WHAT YOU NEED TO DO:
In the entries below, find the lines with the word "value" and copy them.

(Records excerpted from a collection)
- - -
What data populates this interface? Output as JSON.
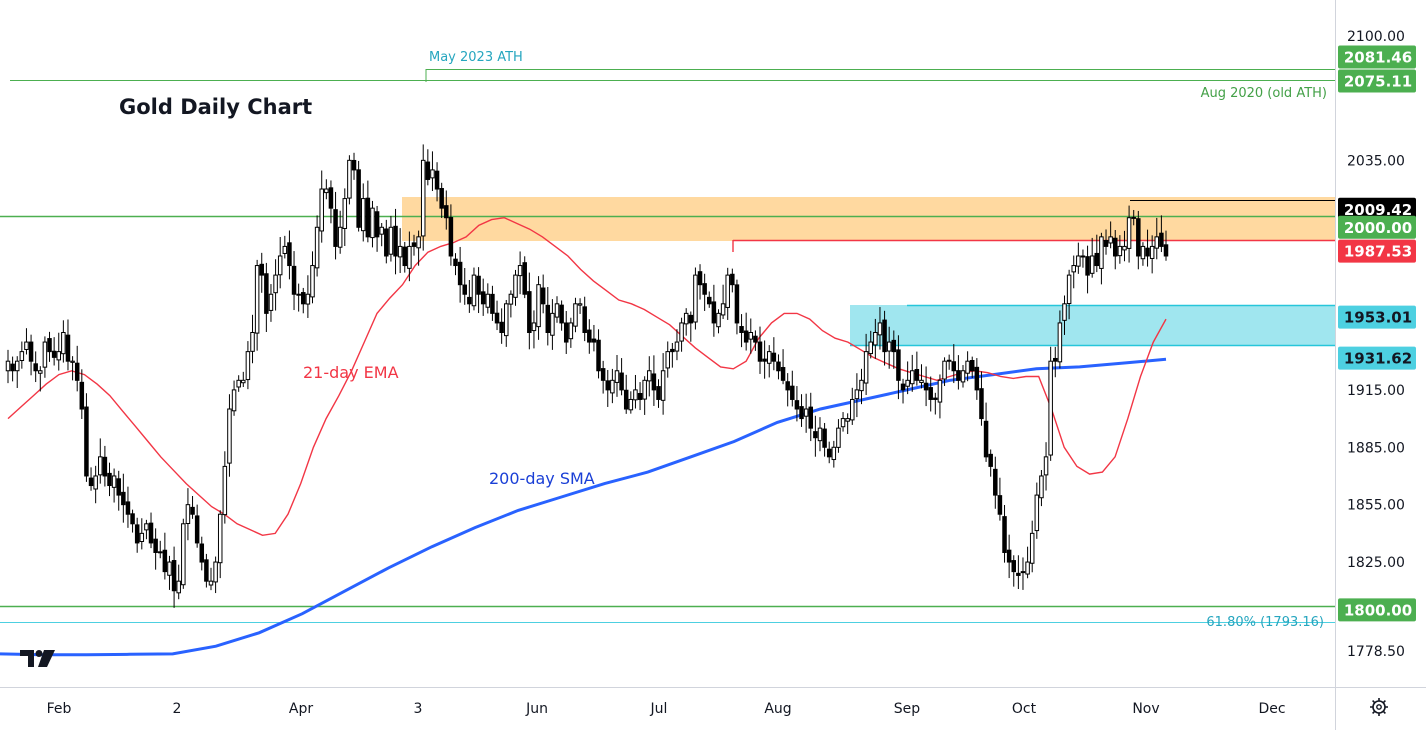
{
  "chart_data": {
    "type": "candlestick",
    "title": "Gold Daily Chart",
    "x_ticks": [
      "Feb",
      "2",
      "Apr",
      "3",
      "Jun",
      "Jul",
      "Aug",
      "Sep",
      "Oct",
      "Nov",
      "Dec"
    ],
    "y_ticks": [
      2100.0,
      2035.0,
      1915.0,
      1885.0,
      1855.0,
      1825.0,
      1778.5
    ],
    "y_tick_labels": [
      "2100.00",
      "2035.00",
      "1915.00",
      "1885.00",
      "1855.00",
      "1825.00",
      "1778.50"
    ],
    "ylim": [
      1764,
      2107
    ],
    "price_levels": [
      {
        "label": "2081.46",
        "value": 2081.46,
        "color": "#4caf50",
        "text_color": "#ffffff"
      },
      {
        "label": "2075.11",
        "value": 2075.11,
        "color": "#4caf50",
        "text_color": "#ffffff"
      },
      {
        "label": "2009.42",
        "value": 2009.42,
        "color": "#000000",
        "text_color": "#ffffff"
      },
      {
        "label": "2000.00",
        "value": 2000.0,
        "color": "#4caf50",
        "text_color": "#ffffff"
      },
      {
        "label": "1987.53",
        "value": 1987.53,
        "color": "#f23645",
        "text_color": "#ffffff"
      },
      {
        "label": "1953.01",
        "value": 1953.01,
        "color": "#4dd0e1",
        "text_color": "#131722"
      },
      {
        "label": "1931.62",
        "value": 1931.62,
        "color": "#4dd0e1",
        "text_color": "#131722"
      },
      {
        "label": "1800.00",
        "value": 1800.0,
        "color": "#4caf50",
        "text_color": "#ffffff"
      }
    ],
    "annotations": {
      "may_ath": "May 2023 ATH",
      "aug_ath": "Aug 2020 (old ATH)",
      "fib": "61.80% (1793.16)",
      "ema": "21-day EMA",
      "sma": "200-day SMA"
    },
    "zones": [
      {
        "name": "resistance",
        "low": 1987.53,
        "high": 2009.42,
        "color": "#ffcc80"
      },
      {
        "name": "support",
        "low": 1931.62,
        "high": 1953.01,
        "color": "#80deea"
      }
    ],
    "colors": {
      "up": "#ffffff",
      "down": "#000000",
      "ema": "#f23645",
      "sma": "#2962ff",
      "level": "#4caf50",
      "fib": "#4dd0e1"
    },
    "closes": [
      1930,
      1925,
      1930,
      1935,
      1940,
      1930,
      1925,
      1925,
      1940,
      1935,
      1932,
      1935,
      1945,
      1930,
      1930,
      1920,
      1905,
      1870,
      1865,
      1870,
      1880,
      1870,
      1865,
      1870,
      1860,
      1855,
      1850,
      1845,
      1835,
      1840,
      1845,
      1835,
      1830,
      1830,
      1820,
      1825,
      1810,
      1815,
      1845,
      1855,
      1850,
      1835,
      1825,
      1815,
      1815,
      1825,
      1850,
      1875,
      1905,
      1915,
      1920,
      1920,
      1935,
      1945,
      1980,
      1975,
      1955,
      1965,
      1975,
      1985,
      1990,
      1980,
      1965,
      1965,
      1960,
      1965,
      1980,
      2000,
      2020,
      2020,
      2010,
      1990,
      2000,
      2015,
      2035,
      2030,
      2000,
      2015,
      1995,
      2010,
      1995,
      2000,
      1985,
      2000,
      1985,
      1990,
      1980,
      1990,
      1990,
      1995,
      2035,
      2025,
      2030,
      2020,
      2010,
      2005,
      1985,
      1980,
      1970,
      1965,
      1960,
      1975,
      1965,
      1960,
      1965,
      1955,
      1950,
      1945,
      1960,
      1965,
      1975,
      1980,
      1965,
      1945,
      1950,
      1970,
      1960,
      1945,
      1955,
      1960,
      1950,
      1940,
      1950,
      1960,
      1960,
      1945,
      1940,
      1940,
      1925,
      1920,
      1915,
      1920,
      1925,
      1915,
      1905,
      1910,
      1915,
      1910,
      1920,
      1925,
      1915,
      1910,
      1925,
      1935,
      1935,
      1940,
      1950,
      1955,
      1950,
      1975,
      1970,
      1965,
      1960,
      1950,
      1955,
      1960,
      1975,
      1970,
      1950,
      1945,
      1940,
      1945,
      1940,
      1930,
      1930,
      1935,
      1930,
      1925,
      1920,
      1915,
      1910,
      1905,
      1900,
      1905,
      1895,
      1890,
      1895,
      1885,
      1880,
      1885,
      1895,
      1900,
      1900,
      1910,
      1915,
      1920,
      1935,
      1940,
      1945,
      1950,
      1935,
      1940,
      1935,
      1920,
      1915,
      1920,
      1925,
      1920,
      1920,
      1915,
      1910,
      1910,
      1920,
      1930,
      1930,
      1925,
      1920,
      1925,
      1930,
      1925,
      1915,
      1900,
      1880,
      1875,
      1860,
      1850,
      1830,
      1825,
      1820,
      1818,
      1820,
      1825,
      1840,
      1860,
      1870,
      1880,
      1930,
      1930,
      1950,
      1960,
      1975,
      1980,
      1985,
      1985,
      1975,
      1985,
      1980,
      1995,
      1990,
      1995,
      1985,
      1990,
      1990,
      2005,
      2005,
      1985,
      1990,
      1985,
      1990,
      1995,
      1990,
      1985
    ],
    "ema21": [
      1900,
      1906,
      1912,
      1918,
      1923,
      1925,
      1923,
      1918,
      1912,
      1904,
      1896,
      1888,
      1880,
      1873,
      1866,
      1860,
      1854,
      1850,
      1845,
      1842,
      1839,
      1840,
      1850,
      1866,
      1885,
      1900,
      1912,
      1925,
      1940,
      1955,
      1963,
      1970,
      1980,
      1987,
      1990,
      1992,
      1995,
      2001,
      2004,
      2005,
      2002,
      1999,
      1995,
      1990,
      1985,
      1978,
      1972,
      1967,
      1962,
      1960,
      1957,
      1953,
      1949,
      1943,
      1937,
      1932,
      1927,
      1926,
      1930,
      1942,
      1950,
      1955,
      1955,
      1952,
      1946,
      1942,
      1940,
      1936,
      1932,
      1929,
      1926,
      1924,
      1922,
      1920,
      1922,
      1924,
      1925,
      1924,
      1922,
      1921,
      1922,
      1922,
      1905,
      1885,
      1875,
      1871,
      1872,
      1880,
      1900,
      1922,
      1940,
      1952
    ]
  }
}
- - -
WRITTEN REPLY:
        "value": 2081.46,
        "value": 2075.11,
        "value": 2009.42,
        "value": 2000.0,
        "value": 1987.53,
        "value": 1953.01,
        "value": 1931.62,
        "value": 1800.0,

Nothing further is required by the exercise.